◆ **EXERCISE GOAL**: Reproduce every entry exactly, without alteration.

◆ **EXERCISE INPUTS**:

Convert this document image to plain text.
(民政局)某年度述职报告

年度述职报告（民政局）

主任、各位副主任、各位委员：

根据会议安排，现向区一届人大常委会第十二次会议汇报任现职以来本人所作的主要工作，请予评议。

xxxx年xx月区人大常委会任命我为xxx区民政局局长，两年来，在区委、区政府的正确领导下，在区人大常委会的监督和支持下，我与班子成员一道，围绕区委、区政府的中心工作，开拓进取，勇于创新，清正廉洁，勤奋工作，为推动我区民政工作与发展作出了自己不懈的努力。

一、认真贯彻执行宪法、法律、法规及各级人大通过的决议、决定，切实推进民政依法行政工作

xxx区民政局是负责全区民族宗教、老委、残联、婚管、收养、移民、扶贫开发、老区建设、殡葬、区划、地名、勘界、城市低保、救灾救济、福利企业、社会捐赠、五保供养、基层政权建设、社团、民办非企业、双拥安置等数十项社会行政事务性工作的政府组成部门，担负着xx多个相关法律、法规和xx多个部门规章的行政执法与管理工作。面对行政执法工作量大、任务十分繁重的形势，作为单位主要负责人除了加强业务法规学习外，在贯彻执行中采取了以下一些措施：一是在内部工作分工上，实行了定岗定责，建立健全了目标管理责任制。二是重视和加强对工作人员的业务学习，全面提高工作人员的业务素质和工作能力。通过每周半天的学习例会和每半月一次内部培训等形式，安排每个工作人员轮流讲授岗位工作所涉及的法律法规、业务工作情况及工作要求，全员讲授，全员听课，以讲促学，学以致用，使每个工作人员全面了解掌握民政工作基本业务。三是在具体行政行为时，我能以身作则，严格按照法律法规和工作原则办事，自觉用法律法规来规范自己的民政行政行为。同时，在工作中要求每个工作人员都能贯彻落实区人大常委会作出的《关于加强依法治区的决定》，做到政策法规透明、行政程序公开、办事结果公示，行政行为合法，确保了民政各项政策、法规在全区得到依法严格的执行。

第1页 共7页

◆ **ANSWER BELOW**:
Convert this document image to plain text.
(民政局)某年度述职报告

年度述职报告（民政局）

主任、各位副主任、各位委员：

根据会议安排，现向区一届人大常委会第十二次会议汇报任现职以来本人所作的主要工作，请予评议。

xxxx年xx月区人大常委会任命我为xxx区民政局局长，两年来，在区委、区政府的正确领导下，在区人大常委会的监督和支持下，我与班子成员一道，围绕区委、区政府的中心工作，开拓进取，勇于创新，清正廉洁，勤奋工作，为推动我区民政工作与发展作出了自己不懈的努力。

一、认真贯彻执行宪法、法律、法规及各级人大通过的决议、决定，切实推进民政依法行政工作

xxx区民政局是负责全区民族宗教、老委、残联、婚管、收养、移民、扶贫开发、老区建设、殡葬、区划、地名、勘界、城市低保、救灾救济、福利企业、社会捐赠、五保供养、基层政权建设、社团、民办非企业、双拥安置等数十项社会行政事务性工作的政府组成部门，担负着xx多个相关法律、法规和xx多个部门规章的行政执法与管理工作。面对行政执法工作量大、任务十分繁重的形势，作为单位主要负责人除了加强业务法规学习外，在贯彻执行中采取了以下一些措施：一是在内部工作分工上，实行了定岗定责，建立健全了目标管理责任制。二是重视和加强对工作人员的业务学习，全面提高工作人员的业务素质和工作能力。通过每周半天的学习例会和每半月一次内部培训等形式，安排每个工作人员轮流讲授岗位工作所涉及的法律法规、业务工作情况及工作要求，全员讲授，全员听课，以讲促学，学以致用，使每个工作人员全面了解掌握民政工作基本业务。三是在具体行政行为时，我能以身作则，严格按照法律法规和工作原则办事，自觉用法律法规来规范自己的民政行政行为。同时，在工作中要求每个工作人员都能贯彻落实区人大常委会作出的《关于加强依法治区的决定》，做到政策法规透明、行政程序公开、办事结果公示，行政行为合法，确保了民政各项政策、法规在全区得到依法严格的执行。

第1页 共7页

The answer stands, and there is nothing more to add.